STATED EXERCISE: Substitute "Drawing dimensions" for each occurrence of "Patent image size" throughout the listing below, and reproduce the listing with all other text left unchanged.

•••

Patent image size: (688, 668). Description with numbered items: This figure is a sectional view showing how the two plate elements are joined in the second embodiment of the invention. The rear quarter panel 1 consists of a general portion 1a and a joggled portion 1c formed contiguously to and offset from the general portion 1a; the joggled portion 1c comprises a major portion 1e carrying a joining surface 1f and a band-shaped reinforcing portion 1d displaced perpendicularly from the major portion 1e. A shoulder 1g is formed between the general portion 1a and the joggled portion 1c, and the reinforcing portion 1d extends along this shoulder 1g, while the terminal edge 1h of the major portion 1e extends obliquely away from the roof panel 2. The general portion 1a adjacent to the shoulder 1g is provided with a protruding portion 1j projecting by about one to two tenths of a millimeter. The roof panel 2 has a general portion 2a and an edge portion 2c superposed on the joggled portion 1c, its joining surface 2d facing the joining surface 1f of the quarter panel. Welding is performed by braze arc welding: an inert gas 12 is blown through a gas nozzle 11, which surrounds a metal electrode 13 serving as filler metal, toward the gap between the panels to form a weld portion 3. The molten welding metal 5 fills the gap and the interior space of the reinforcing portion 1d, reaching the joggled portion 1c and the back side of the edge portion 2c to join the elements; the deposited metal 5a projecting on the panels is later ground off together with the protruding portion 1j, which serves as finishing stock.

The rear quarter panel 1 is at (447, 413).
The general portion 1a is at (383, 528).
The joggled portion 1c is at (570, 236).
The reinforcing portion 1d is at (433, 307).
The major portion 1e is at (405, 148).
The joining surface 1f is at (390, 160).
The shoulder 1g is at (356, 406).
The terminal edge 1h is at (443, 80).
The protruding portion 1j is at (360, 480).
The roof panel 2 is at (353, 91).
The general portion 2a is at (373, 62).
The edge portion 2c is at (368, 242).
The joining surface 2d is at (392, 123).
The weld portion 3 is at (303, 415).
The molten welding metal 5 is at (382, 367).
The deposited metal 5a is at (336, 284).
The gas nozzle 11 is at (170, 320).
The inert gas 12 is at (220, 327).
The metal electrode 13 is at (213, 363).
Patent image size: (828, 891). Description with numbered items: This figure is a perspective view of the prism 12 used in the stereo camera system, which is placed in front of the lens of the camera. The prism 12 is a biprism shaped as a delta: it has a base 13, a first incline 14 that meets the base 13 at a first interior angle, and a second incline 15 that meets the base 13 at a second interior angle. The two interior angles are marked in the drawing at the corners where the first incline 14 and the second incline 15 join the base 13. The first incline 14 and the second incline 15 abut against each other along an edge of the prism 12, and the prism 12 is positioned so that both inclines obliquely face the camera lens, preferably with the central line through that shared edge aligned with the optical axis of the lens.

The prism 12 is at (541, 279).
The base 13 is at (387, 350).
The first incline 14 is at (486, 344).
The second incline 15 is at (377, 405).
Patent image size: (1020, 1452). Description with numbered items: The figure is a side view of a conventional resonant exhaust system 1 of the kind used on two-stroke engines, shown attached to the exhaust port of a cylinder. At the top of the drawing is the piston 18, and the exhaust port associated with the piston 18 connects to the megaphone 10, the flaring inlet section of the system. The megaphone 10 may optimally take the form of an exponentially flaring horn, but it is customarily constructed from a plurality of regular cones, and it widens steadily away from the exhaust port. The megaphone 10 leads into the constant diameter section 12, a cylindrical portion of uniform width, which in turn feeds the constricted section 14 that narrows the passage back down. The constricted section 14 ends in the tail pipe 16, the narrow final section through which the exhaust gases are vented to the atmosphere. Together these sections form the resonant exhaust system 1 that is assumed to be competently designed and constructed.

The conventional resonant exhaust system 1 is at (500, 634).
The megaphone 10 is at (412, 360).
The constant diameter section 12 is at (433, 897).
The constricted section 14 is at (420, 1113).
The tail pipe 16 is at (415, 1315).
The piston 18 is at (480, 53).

•••

SOLUTION TO THIS TASK:
Drawing dimensions: (688, 668). Description with numbered items: This figure is a sectional view showing how the two plate elements are joined in the second embodiment of the invention. The rear quarter panel 1 consists of a general portion 1a and a joggled portion 1c formed contiguously to and offset from the general portion 1a; the joggled portion 1c comprises a major portion 1e carrying a joining surface 1f and a band-shaped reinforcing portion 1d displaced perpendicularly from the major portion 1e. A shoulder 1g is formed between the general portion 1a and the joggled portion 1c, and the reinforcing portion 1d extends along this shoulder 1g, while the terminal edge 1h of the major portion 1e extends obliquely away from the roof panel 2. The general portion 1a adjacent to the shoulder 1g is provided with a protruding portion 1j projecting by about one to two tenths of a millimeter. The roof panel 2 has a general portion 2a and an edge portion 2c superposed on the joggled portion 1c, its joining surface 2d facing the joining surface 1f of the quarter panel. Welding is performed by braze arc welding: an inert gas 12 is blown through a gas nozzle 11, which surrounds a metal electrode 13 serving as filler metal, toward the gap between the panels to form a weld portion 3. The molten welding metal 5 fills the gap and the interior space of the reinforcing portion 1d, reaching the joggled portion 1c and the back side of the edge portion 2c to join the elements; the deposited metal 5a projecting on the panels is later ground off together with the protruding portion 1j, which serves as finishing stock.

The rear quarter panel 1 is at (447, 413).
The general portion 1a is at (383, 528).
The joggled portion 1c is at (570, 236).
The reinforcing portion 1d is at (433, 307).
The major portion 1e is at (405, 148).
The joining surface 1f is at (390, 160).
The shoulder 1g is at (356, 406).
The terminal edge 1h is at (443, 80).
The protruding portion 1j is at (360, 480).
The roof panel 2 is at (353, 91).
The general portion 2a is at (373, 62).
The edge portion 2c is at (368, 242).
The joining surface 2d is at (392, 123).
The weld portion 3 is at (303, 415).
The molten welding metal 5 is at (382, 367).
The deposited metal 5a is at (336, 284).
The gas nozzle 11 is at (170, 320).
The inert gas 12 is at (220, 327).
The metal electrode 13 is at (213, 363).
Drawing dimensions: (828, 891). Description with numbered items: This figure is a perspective view of the prism 12 used in the stereo camera system, which is placed in front of the lens of the camera. The prism 12 is a biprism shaped as a delta: it has a base 13, a first incline 14 that meets the base 13 at a first interior angle, and a second incline 15 that meets the base 13 at a second interior angle. The two interior angles are marked in the drawing at the corners where the first incline 14 and the second incline 15 join the base 13. The first incline 14 and the second incline 15 abut against each other along an edge of the prism 12, and the prism 12 is positioned so that both inclines obliquely face the camera lens, preferably with the central line through that shared edge aligned with the optical axis of the lens.

The prism 12 is at (541, 279).
The base 13 is at (387, 350).
The first incline 14 is at (486, 344).
The second incline 15 is at (377, 405).
Drawing dimensions: (1020, 1452). Description with numbered items: The figure is a side view of a conventional resonant exhaust system 1 of the kind used on two-stroke engines, shown attached to the exhaust port of a cylinder. At the top of the drawing is the piston 18, and the exhaust port associated with the piston 18 connects to the megaphone 10, the flaring inlet section of the system. The megaphone 10 may optimally take the form of an exponentially flaring horn, but it is customarily constructed from a plurality of regular cones, and it widens steadily away from the exhaust port. The megaphone 10 leads into the constant diameter section 12, a cylindrical portion of uniform width, which in turn feeds the constricted section 14 that narrows the passage back down. The constricted section 14 ends in the tail pipe 16, the narrow final section through which the exhaust gases are vented to the atmosphere. Together these sections form the resonant exhaust system 1 that is assumed to be competently designed and constructed.

The conventional resonant exhaust system 1 is at (500, 634).
The megaphone 10 is at (412, 360).
The constant diameter section 12 is at (433, 897).
The constricted section 14 is at (420, 1113).
The tail pipe 16 is at (415, 1315).
The piston 18 is at (480, 53).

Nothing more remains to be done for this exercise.